§ **Exercise**: Write the material out again exactly as it stands.

§ **The records**:
☆ ☆ ☆ ☆ ☆ ☆ ☆

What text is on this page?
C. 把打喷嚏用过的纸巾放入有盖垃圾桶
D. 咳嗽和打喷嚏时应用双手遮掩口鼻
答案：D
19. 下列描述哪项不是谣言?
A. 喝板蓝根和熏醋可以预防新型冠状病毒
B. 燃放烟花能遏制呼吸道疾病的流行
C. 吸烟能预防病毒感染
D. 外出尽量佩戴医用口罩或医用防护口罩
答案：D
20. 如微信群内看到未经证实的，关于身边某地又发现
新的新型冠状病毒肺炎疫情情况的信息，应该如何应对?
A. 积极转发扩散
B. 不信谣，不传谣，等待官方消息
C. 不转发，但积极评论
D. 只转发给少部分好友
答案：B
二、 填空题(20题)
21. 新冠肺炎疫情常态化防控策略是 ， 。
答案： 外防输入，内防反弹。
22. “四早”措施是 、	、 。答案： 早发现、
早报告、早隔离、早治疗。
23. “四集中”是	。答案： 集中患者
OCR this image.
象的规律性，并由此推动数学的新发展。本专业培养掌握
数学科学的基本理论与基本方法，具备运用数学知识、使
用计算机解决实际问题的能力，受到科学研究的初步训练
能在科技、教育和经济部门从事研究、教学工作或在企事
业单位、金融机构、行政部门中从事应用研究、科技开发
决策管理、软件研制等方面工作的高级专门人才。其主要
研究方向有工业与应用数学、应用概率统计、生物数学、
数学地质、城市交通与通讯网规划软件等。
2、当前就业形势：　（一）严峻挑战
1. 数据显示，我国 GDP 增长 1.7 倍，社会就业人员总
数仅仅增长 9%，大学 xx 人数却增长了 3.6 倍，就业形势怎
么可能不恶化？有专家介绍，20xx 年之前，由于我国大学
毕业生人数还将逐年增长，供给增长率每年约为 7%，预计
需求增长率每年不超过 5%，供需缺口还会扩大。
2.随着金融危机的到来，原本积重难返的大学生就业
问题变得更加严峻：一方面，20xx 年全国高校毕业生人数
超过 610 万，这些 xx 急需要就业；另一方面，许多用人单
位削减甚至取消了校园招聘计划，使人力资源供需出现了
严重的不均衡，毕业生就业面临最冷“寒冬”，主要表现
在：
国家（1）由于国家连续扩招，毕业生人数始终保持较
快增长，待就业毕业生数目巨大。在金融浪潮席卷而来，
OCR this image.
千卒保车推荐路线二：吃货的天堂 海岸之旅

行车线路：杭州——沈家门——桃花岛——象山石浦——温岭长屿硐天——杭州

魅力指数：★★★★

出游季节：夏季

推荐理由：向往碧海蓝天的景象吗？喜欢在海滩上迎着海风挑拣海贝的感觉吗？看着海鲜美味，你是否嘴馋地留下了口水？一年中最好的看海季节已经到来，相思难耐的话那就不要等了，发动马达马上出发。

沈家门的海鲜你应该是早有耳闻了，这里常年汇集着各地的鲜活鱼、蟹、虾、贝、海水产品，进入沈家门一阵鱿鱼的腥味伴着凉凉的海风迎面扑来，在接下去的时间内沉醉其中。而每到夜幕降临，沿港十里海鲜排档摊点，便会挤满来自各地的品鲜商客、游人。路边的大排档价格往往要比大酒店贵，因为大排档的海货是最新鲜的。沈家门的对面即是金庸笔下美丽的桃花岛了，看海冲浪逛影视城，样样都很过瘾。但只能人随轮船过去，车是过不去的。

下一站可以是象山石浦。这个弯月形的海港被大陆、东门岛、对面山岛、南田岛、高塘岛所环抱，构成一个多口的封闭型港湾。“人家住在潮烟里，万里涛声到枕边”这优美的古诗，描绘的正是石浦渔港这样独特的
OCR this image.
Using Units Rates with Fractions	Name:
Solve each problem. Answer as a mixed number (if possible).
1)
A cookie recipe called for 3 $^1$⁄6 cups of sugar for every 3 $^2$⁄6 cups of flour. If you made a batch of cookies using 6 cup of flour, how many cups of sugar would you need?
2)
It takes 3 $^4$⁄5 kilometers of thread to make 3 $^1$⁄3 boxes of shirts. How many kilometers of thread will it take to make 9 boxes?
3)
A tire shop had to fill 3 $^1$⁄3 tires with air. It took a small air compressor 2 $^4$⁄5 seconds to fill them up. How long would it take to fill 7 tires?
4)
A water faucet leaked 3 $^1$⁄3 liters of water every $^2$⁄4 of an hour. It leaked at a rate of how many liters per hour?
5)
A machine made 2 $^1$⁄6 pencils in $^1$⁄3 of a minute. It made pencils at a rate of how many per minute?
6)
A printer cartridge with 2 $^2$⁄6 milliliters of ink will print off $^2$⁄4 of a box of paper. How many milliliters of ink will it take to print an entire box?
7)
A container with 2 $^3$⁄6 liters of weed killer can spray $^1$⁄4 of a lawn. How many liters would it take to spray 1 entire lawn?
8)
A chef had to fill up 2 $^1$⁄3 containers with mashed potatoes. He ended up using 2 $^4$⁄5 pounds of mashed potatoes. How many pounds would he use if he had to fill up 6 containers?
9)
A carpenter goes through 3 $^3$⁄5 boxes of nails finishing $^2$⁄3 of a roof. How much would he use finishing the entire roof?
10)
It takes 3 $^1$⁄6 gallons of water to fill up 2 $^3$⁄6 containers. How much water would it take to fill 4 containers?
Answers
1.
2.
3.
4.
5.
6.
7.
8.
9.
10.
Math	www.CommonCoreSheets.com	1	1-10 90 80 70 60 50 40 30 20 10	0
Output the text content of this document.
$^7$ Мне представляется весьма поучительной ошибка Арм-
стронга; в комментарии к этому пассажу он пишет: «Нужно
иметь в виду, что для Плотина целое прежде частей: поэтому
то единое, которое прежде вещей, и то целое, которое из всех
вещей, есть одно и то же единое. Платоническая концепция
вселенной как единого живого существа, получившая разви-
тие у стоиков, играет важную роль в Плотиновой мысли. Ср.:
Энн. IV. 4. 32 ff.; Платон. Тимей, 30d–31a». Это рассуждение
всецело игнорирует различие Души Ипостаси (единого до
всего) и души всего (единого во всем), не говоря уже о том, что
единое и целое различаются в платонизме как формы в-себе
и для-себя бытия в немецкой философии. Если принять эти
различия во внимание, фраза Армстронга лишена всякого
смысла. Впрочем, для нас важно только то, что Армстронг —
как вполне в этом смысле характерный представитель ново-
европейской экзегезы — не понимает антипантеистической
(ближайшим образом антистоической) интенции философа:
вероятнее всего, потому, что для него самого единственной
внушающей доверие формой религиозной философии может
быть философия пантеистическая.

☆ ☆ ☆ ☆ ☆ ☆ ☆

§ **Output**:
What text is on this page?
C. 把打喷嚏用过的纸巾放入有盖垃圾桶
D. 咳嗽和打喷嚏时应用双手遮掩口鼻
答案：D
19. 下列描述哪项不是谣言?
A. 喝板蓝根和熏醋可以预防新型冠状病毒
B. 燃放烟花能遏制呼吸道疾病的流行
C. 吸烟能预防病毒感染
D. 外出尽量佩戴医用口罩或医用防护口罩
答案：D
20. 如微信群内看到未经证实的，关于身边某地又发现
新的新型冠状病毒肺炎疫情情况的信息，应该如何应对?
A. 积极转发扩散
B. 不信谣，不传谣，等待官方消息
C. 不转发，但积极评论
D. 只转发给少部分好友
答案：B
二、 填空题(20题)
21. 新冠肺炎疫情常态化防控策略是 ， 。
答案： 外防输入，内防反弹。
22. “四早”措施是 、	、 。答案： 早发现、
早报告、早隔离、早治疗。
23. “四集中”是	。答案： 集中患者
OCR this image.
象的规律性，并由此推动数学的新发展。本专业培养掌握
数学科学的基本理论与基本方法，具备运用数学知识、使
用计算机解决实际问题的能力，受到科学研究的初步训练
能在科技、教育和经济部门从事研究、教学工作或在企事
业单位、金融机构、行政部门中从事应用研究、科技开发
决策管理、软件研制等方面工作的高级专门人才。其主要
研究方向有工业与应用数学、应用概率统计、生物数学、
数学地质、城市交通与通讯网规划软件等。
2、当前就业形势：　（一）严峻挑战
1. 数据显示，我国 GDP 增长 1.7 倍，社会就业人员总
数仅仅增长 9%，大学 xx 人数却增长了 3.6 倍，就业形势怎
么可能不恶化？有专家介绍，20xx 年之前，由于我国大学
毕业生人数还将逐年增长，供给增长率每年约为 7%，预计
需求增长率每年不超过 5%，供需缺口还会扩大。
2.随着金融危机的到来，原本积重难返的大学生就业
问题变得更加严峻：一方面，20xx 年全国高校毕业生人数
超过 610 万，这些 xx 急需要就业；另一方面，许多用人单
位削减甚至取消了校园招聘计划，使人力资源供需出现了
严重的不均衡，毕业生就业面临最冷“寒冬”，主要表现
在：
国家（1）由于国家连续扩招，毕业生人数始终保持较
快增长，待就业毕业生数目巨大。在金融浪潮席卷而来，
OCR this image.
千卒保车推荐路线二：吃货的天堂 海岸之旅

行车线路：杭州——沈家门——桃花岛——象山石浦——温岭长屿硐天——杭州

魅力指数：★★★★

出游季节：夏季

推荐理由：向往碧海蓝天的景象吗？喜欢在海滩上迎着海风挑拣海贝的感觉吗？看着海鲜美味，你是否嘴馋地留下了口水？一年中最好的看海季节已经到来，相思难耐的话那就不要等了，发动马达马上出发。

沈家门的海鲜你应该是早有耳闻了，这里常年汇集着各地的鲜活鱼、蟹、虾、贝、海水产品，进入沈家门一阵鱿鱼的腥味伴着凉凉的海风迎面扑来，在接下去的时间内沉醉其中。而每到夜幕降临，沿港十里海鲜排档摊点，便会挤满来自各地的品鲜商客、游人。路边的大排档价格往往要比大酒店贵，因为大排档的海货是最新鲜的。沈家门的对面即是金庸笔下美丽的桃花岛了，看海冲浪逛影视城，样样都很过瘾。但只能人随轮船过去，车是过不去的。

下一站可以是象山石浦。这个弯月形的海港被大陆、东门岛、对面山岛、南田岛、高塘岛所环抱，构成一个多口的封闭型港湾。“人家住在潮烟里，万里涛声到枕边”这优美的古诗，描绘的正是石浦渔港这样独特的
OCR this image.
Using Units Rates with Fractions	Name:
Solve each problem. Answer as a mixed number (if possible).
1)
A cookie recipe called for 3 $^1$⁄6 cups of sugar for every 3 $^2$⁄6 cups of flour. If you made a batch of cookies using 6 cup of flour, how many cups of sugar would you need?
2)
It takes 3 $^4$⁄5 kilometers of thread to make 3 $^1$⁄3 boxes of shirts. How many kilometers of thread will it take to make 9 boxes?
3)
A tire shop had to fill 3 $^1$⁄3 tires with air. It took a small air compressor 2 $^4$⁄5 seconds to fill them up. How long would it take to fill 7 tires?
4)
A water faucet leaked 3 $^1$⁄3 liters of water every $^2$⁄4 of an hour. It leaked at a rate of how many liters per hour?
5)
A machine made 2 $^1$⁄6 pencils in $^1$⁄3 of a minute. It made pencils at a rate of how many per minute?
6)
A printer cartridge with 2 $^2$⁄6 milliliters of ink will print off $^2$⁄4 of a box of paper. How many milliliters of ink will it take to print an entire box?
7)
A container with 2 $^3$⁄6 liters of weed killer can spray $^1$⁄4 of a lawn. How many liters would it take to spray 1 entire lawn?
8)
A chef had to fill up 2 $^1$⁄3 containers with mashed potatoes. He ended up using 2 $^4$⁄5 pounds of mashed potatoes. How many pounds would he use if he had to fill up 6 containers?
9)
A carpenter goes through 3 $^3$⁄5 boxes of nails finishing $^2$⁄3 of a roof. How much would he use finishing the entire roof?
10)
It takes 3 $^1$⁄6 gallons of water to fill up 2 $^3$⁄6 containers. How much water would it take to fill 4 containers?
Answers
1.
2.
3.
4.
5.
6.
7.
8.
9.
10.
Math	www.CommonCoreSheets.com	1	1-10 90 80 70 60 50 40 30 20 10	0
Output the text content of this document.
$^7$ Мне представляется весьма поучительной ошибка Арм-
стронга; в комментарии к этому пассажу он пишет: «Нужно
иметь в виду, что для Плотина целое прежде частей: поэтому
то единое, которое прежде вещей, и то целое, которое из всех
вещей, есть одно и то же единое. Платоническая концепция
вселенной как единого живого существа, получившая разви-
тие у стоиков, играет важную роль в Плотиновой мысли. Ср.:
Энн. IV. 4. 32 ff.; Платон. Тимей, 30d–31a». Это рассуждение
всецело игнорирует различие Души Ипостаси (единого до
всего) и души всего (единого во всем), не говоря уже о том, что
единое и целое различаются в платонизме как формы в-себе
и для-себя бытия в немецкой философии. Если принять эти
различия во внимание, фраза Армстронга лишена всякого
смысла. Впрочем, для нас важно только то, что Армстронг —
как вполне в этом смысле характерный представитель ново-
европейской экзегезы — не понимает антипантеистической
(ближайшим образом антистоической) интенции философа:
вероятнее всего, потому, что для него самого единственной
внушающей доверие формой религиозной философии может
быть философия пантеистическая.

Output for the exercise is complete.